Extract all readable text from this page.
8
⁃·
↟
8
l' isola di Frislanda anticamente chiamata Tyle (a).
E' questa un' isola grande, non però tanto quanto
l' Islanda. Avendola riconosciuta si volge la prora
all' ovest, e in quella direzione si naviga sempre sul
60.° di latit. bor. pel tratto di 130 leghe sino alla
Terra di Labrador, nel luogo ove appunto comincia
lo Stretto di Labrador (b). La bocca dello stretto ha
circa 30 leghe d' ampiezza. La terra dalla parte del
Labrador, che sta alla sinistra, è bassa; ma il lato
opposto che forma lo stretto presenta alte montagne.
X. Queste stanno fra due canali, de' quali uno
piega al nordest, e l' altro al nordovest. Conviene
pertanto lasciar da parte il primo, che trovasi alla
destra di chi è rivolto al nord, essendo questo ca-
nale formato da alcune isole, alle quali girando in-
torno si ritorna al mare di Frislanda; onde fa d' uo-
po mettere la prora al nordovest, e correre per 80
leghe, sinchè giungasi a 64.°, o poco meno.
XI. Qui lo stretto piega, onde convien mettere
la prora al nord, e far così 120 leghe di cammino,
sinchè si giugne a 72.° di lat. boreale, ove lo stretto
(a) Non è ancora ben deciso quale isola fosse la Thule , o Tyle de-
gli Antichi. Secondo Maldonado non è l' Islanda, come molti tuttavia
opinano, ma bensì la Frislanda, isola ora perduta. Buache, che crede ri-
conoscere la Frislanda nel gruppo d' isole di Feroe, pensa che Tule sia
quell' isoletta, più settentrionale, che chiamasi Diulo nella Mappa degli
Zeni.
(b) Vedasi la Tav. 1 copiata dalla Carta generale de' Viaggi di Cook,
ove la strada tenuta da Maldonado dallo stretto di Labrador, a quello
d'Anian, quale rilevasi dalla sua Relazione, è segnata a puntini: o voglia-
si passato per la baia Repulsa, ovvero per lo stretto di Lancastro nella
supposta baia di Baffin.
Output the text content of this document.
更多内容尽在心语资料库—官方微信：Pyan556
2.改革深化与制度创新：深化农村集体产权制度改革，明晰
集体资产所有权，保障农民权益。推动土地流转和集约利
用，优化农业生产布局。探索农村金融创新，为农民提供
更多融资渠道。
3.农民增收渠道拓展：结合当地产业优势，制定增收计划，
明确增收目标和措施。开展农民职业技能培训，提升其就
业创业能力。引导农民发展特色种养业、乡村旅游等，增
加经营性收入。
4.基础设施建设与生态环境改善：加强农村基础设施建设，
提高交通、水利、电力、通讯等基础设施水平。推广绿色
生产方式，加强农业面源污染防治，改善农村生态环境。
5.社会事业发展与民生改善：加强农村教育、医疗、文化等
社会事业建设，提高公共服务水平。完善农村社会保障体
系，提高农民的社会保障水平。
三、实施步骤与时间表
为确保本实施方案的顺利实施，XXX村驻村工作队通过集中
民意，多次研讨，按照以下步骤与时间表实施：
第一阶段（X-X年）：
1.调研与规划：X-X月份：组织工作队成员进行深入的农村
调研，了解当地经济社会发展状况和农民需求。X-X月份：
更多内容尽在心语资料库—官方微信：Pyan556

◆ **What the task requires**:
Copy out every line in the entries above that holds "Frislanda".

◆ **Exercise response**:
l' isola di Frislanda anticamente chiamata Tyle (a).
torno si ritorna al mare di Frislanda; onde fa d' uo-
opinano, ma bensì la Frislanda, isola ora perduta. Buache, che crede ri-
conoscere la Frislanda nel gruppo d' isole di Feroe, pensa che Tule sia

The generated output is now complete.